[A run of records]
===============

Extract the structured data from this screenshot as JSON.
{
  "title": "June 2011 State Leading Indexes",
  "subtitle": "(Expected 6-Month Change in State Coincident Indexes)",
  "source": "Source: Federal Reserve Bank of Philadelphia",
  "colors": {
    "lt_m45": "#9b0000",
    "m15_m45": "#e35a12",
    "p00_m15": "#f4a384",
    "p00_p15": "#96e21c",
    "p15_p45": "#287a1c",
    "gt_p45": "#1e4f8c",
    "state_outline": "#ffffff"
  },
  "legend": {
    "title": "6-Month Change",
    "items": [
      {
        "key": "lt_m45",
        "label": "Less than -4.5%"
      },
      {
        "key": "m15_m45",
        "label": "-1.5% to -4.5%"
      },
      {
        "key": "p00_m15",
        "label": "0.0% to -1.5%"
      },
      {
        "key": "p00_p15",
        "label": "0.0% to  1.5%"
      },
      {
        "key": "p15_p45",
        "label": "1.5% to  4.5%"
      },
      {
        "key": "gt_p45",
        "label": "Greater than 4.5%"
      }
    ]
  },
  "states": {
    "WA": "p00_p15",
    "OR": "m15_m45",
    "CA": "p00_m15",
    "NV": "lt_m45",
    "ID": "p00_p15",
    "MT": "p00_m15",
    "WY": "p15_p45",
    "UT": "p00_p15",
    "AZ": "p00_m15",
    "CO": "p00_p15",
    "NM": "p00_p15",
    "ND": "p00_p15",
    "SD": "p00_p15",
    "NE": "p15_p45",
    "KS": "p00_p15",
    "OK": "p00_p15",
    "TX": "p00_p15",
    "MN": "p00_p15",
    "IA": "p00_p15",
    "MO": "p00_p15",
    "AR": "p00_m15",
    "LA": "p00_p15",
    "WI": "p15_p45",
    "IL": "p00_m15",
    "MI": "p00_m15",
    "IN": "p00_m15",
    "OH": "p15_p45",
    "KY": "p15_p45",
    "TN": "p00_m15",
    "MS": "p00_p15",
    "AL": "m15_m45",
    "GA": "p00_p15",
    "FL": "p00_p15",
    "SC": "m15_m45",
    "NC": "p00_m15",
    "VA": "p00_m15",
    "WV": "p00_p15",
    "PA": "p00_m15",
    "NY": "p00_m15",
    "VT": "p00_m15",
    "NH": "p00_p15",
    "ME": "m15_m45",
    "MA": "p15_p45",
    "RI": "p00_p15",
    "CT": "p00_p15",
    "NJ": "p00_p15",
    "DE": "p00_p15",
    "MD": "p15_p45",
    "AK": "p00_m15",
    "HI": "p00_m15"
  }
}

===============

JOB
Scan the material for lines with the word "Indexes", and copy each line you find.

RESPONSE TO THIS TASK
  "title": "June 2011 State Leading Indexes",
  "subtitle": "(Expected 6-Month Change in State Coincident Indexes)",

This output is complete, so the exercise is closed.